> [PROBLEM REQUIREMENTS]
Using the listing below, report all lines holding the word "winners".

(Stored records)
▶
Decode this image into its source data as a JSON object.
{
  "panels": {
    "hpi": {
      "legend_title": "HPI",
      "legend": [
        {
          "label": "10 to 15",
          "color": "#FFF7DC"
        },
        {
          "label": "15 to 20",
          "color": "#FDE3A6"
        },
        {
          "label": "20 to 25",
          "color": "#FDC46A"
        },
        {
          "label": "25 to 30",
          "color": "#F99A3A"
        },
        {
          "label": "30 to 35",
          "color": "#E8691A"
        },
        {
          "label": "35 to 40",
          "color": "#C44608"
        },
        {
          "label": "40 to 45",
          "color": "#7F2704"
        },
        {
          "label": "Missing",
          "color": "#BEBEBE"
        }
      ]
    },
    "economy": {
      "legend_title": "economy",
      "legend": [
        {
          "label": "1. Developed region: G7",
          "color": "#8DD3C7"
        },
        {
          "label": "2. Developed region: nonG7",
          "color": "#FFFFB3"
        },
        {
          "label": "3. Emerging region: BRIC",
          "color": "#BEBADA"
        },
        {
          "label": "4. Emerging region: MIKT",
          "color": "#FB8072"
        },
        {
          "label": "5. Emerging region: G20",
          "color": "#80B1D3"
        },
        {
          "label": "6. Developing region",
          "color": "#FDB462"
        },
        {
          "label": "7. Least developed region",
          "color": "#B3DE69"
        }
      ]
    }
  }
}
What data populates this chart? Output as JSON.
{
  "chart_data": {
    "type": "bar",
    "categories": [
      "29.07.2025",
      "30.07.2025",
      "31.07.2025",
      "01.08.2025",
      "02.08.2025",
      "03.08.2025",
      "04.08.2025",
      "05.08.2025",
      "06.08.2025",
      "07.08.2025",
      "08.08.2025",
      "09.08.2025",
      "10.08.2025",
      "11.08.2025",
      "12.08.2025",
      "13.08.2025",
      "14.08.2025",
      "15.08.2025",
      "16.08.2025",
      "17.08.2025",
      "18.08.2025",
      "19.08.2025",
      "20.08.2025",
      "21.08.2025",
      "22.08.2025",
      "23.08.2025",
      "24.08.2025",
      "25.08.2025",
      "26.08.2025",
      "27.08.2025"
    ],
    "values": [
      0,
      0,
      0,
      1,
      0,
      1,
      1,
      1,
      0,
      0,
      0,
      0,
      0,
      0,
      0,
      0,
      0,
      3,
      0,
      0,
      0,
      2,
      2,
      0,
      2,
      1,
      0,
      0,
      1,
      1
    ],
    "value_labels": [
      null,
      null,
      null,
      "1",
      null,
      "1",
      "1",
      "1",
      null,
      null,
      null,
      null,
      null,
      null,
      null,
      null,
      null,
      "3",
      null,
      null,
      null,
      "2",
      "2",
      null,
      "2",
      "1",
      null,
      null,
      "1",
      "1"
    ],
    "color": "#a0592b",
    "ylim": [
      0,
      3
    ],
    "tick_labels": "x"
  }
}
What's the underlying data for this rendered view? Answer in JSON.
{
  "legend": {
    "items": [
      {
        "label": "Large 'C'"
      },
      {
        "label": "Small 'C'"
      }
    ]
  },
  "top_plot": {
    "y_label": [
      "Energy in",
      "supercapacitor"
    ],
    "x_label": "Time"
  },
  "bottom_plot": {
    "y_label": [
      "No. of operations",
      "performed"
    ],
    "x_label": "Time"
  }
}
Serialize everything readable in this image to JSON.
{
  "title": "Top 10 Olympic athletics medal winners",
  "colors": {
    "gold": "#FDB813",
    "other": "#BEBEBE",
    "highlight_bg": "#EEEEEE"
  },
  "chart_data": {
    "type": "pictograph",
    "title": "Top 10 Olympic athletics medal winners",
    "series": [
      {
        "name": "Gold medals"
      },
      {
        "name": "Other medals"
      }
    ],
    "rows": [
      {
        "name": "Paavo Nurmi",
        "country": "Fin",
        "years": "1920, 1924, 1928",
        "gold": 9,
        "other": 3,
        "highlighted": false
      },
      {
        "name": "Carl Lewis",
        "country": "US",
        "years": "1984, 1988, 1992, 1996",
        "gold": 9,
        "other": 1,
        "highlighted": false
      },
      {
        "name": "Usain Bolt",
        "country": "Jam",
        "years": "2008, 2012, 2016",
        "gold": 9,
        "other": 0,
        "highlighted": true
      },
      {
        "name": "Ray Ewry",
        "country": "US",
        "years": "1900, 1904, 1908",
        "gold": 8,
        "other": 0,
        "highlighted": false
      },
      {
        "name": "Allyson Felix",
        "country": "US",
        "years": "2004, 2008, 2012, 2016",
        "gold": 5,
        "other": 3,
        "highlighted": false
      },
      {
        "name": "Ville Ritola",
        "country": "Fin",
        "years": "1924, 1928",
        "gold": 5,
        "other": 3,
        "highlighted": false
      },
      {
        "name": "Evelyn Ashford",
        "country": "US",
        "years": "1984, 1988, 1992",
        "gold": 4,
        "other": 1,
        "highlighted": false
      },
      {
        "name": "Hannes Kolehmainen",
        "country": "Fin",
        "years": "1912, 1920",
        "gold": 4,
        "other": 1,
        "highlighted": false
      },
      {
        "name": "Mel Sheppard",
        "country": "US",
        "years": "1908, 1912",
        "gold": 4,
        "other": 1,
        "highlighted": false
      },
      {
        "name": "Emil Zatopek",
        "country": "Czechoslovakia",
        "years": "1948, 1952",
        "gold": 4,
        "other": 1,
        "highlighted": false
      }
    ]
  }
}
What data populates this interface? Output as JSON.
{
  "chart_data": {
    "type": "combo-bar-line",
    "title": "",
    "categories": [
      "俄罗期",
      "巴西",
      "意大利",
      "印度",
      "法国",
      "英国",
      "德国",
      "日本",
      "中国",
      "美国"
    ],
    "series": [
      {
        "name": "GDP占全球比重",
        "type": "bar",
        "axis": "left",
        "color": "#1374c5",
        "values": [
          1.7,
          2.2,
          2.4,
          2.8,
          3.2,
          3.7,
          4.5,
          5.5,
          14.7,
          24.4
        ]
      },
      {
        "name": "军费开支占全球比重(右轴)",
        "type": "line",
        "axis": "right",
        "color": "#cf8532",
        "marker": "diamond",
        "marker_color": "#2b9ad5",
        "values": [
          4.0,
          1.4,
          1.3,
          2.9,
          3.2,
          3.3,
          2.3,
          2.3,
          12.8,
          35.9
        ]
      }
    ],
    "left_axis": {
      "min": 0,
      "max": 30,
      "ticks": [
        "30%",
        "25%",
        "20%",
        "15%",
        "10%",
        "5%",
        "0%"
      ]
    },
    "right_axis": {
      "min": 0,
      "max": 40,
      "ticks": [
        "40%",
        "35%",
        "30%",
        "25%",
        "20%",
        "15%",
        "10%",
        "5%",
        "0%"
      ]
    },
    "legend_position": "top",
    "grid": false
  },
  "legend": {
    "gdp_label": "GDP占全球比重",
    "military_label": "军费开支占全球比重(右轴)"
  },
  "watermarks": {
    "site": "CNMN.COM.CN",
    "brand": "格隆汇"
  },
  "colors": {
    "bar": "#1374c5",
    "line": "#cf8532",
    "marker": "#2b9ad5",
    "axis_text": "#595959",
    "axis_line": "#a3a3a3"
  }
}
◀
> [COMPLETED EXERCISE]
  "title": "Top 10 Olympic athletics medal winners",
    "title": "Top 10 Olympic athletics medal winners",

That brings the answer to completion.